**What this task involves:**
Write out each line from the data below that includes the word "的正数根".

Dataset entries:

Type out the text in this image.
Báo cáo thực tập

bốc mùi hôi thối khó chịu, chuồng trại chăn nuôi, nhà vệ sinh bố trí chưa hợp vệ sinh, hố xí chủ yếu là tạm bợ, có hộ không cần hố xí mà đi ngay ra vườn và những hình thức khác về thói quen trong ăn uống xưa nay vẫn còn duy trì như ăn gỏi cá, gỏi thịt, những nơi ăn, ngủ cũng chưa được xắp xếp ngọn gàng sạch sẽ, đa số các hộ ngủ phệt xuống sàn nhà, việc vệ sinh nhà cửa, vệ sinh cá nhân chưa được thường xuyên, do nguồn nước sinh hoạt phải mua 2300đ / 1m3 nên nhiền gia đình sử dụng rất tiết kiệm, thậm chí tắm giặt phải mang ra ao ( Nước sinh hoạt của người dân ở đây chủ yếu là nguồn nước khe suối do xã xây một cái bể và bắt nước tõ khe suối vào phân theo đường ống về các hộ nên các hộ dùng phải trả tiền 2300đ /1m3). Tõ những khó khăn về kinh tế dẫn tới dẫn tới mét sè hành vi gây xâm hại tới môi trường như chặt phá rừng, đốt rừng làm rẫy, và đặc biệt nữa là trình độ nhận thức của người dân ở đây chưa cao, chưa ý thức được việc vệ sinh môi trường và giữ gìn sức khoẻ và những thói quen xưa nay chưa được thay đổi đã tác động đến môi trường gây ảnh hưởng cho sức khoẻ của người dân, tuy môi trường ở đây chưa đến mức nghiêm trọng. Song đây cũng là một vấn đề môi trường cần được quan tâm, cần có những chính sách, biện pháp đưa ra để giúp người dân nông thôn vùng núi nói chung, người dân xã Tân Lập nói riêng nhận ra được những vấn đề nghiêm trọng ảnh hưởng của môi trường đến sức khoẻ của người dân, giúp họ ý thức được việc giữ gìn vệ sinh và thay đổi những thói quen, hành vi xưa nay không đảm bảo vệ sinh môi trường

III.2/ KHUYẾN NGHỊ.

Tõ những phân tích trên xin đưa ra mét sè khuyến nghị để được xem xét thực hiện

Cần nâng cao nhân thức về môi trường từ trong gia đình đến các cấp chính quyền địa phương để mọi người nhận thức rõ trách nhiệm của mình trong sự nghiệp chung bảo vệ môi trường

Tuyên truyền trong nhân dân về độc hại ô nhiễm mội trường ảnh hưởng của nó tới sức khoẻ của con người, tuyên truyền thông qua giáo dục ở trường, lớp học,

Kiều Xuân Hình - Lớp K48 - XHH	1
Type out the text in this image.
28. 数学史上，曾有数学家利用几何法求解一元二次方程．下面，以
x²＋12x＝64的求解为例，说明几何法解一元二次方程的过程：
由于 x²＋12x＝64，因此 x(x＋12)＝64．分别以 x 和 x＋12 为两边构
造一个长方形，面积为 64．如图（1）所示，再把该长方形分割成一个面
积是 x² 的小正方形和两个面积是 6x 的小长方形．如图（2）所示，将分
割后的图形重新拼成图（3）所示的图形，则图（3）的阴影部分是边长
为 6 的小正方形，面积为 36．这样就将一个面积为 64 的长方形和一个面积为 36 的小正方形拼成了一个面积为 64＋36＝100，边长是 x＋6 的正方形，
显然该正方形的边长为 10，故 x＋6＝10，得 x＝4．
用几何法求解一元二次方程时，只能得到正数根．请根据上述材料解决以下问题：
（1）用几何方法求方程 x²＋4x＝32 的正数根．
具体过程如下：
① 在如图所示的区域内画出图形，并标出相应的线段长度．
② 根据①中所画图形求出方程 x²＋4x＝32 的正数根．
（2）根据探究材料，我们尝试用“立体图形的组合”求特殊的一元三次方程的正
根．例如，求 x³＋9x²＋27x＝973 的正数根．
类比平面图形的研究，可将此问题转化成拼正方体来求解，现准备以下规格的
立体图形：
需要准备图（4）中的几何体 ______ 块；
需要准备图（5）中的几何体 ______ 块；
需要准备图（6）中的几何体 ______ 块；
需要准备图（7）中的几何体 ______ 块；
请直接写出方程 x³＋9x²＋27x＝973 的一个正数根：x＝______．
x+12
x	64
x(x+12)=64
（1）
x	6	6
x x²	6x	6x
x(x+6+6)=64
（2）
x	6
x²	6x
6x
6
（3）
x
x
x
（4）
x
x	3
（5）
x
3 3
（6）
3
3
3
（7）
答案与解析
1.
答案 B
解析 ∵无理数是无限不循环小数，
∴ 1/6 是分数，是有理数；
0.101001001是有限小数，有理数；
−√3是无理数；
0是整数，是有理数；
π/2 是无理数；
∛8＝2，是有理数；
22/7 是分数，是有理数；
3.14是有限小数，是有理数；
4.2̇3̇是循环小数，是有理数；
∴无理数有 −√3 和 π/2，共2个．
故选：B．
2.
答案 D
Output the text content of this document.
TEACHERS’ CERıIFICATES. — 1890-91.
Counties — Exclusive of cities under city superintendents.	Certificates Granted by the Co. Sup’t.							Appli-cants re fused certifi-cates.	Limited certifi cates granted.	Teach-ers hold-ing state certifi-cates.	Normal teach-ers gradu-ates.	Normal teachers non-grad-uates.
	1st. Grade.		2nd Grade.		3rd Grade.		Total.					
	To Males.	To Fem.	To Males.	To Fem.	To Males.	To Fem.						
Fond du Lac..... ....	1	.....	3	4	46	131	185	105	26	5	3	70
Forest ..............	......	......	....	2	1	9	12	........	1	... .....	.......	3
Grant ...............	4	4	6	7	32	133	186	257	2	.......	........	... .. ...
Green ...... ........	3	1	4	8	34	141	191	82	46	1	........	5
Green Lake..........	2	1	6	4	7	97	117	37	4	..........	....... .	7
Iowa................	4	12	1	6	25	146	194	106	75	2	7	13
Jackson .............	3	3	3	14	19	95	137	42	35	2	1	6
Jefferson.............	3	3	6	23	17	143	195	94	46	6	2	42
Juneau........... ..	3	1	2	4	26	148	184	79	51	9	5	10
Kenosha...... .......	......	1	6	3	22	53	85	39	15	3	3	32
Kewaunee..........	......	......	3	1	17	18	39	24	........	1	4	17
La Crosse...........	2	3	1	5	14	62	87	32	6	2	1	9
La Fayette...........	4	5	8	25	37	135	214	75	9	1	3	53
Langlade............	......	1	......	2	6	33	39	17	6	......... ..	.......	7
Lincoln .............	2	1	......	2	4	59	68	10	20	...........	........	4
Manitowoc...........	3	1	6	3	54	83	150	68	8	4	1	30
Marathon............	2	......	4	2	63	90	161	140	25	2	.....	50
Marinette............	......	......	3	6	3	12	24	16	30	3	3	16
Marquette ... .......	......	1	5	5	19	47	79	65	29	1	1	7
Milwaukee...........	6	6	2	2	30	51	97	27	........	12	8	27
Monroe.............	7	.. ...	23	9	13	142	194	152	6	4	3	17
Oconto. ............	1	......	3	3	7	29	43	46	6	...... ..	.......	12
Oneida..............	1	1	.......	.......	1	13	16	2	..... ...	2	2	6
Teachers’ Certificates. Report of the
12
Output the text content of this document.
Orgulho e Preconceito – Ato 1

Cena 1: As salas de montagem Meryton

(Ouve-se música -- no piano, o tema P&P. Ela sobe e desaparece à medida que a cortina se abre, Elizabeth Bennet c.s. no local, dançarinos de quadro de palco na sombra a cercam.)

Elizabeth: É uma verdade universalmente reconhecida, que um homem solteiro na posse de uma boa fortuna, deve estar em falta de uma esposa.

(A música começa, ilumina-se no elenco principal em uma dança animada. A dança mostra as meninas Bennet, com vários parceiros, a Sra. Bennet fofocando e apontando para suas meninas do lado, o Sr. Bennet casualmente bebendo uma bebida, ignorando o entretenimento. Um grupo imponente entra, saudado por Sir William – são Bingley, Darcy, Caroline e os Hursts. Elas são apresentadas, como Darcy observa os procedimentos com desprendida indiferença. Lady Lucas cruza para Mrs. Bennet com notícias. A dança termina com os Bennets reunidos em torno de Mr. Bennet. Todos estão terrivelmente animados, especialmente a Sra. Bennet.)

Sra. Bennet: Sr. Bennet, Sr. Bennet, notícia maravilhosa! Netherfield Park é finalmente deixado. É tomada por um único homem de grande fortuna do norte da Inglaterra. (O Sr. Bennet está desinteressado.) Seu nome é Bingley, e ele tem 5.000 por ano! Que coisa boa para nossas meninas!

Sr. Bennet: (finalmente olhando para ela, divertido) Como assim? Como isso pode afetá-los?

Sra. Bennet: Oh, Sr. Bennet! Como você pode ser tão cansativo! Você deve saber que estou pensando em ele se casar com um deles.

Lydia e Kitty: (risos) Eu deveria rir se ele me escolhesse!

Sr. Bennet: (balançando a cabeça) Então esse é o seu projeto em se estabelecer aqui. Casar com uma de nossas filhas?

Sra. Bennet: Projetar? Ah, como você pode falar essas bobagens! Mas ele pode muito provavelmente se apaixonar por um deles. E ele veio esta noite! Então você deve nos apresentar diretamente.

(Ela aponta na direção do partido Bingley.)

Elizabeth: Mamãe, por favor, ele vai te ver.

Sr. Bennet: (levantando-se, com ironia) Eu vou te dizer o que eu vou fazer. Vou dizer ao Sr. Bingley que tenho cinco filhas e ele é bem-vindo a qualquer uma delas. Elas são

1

**Reply:**
（1）用几何方法求方程 x²＋4x＝32 的正数根．
② 根据①中所画图形求出方程 x²＋4x＝32 的正数根．
根．例如，求 x³＋9x²＋27x＝973 的正数根．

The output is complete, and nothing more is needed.